* Task goal: Below are records. Copy every line with "выдачу" in it.

* Provided data:
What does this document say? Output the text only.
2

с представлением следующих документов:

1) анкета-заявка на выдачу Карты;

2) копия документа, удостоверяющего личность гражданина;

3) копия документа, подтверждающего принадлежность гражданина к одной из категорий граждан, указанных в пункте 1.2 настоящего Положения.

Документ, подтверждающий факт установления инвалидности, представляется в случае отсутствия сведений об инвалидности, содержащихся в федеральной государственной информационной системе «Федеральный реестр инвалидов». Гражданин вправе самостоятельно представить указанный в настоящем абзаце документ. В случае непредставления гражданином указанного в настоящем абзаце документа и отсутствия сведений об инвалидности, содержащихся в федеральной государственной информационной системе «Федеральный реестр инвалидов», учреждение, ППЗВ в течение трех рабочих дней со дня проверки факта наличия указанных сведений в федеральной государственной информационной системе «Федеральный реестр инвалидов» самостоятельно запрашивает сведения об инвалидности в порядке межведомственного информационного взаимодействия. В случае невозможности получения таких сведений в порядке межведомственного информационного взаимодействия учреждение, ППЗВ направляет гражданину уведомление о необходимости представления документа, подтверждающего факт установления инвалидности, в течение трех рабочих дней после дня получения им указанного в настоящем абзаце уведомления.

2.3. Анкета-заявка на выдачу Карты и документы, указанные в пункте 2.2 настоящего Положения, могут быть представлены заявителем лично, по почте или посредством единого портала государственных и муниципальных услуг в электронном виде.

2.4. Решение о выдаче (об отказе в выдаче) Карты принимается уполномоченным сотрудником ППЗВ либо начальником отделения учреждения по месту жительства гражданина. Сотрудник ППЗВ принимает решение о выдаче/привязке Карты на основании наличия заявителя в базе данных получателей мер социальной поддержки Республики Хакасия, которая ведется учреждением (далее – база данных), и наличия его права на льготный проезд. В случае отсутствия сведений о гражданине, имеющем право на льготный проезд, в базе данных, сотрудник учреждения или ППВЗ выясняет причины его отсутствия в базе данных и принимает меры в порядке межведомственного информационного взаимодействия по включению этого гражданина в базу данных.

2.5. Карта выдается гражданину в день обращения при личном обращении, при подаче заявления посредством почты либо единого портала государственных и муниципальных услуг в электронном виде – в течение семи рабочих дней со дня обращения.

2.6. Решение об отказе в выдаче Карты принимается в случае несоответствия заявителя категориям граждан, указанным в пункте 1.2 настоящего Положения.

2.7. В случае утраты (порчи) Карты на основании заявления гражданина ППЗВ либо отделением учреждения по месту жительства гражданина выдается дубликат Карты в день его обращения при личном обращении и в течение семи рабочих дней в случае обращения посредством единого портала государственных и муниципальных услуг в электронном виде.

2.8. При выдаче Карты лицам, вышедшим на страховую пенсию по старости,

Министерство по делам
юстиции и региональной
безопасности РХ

* Answer:
1) анкета-заявка на выдачу Карты;
2.3. Анкета-заявка на выдачу Карты и документы, указанные в пункте 2.2 настоящего Положения, могут быть представлены заявителем лично, по почте или посредством единого портала государственных и муниципальных услуг в электронном виде.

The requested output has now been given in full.